DIRECTIONS:
Print the entries below word for word; the pictures stay out of your copy.

[Figure content listings]
#####

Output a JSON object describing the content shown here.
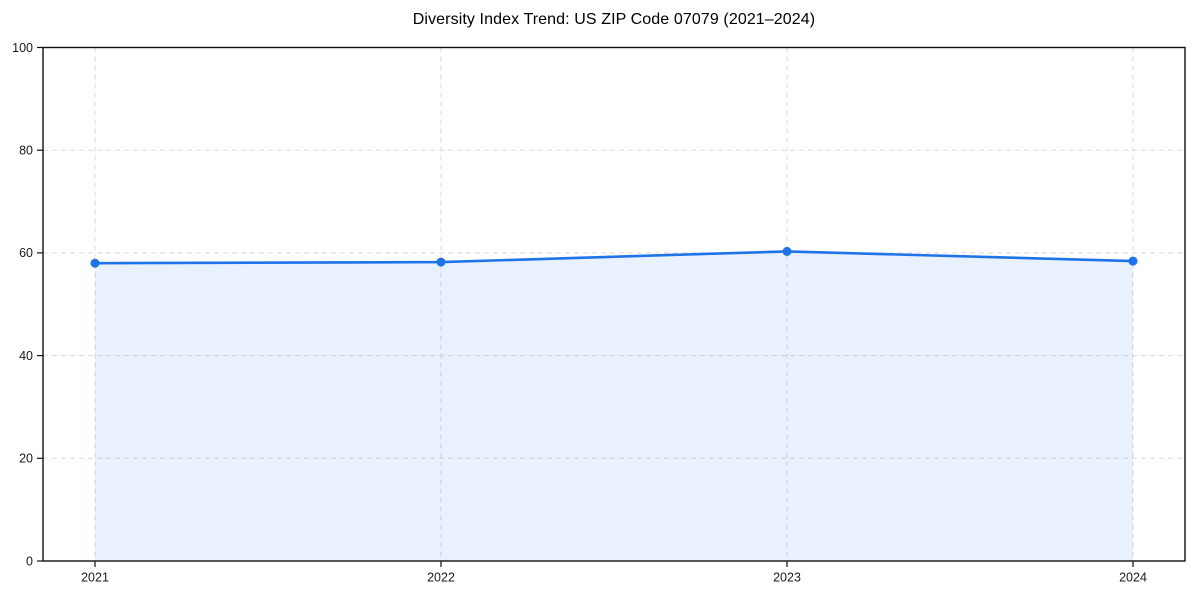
{
  "chart_data": {
    "type": "area",
    "title": "Diversity Index Trend: US ZIP Code 07079 (2021–2024)",
    "x": [
      "2021",
      "2022",
      "2023",
      "2024"
    ],
    "series": [
      {
        "name": "Diversity Index",
        "values": [
          58.0,
          58.2,
          60.3,
          58.4
        ]
      }
    ],
    "xlabel": "",
    "ylabel": "",
    "ylim": [
      0,
      100
    ],
    "yticks": [
      0,
      20,
      40,
      60,
      80,
      100
    ],
    "grid": "dashed",
    "legend": false,
    "colors": {
      "line": "#1e73e8",
      "marker": "#1e73e8",
      "fill": "#1e73e8",
      "fill_opacity": 0.1,
      "grid": "#d9d9d9",
      "axis": "#111111",
      "tick_label": "#1a1a1a",
      "title": "#000000",
      "background": "#ffffff"
    }
  }
}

#####

RESPONSE FOR THIS EXERCISE:
Output a JSON object describing the content shown here.
{
  "chart_data": {
    "type": "area",
    "title": "Diversity Index Trend: US ZIP Code 07079 (2021–2024)",
    "x": [
      "2021",
      "2022",
      "2023",
      "2024"
    ],
    "series": [
      {
        "name": "Diversity Index",
        "values": [
          58.0,
          58.2,
          60.3,
          58.4
        ]
      }
    ],
    "xlabel": "",
    "ylabel": "",
    "ylim": [
      0,
      100
    ],
    "yticks": [
      0,
      20,
      40,
      60,
      80,
      100
    ],
    "grid": "dashed",
    "legend": false,
    "colors": {
      "line": "#1e73e8",
      "marker": "#1e73e8",
      "fill": "#1e73e8",
      "fill_opacity": 0.1,
      "grid": "#d9d9d9",
      "axis": "#111111",
      "tick_label": "#1a1a1a",
      "title": "#000000",
      "background": "#ffffff"
    }
  }
}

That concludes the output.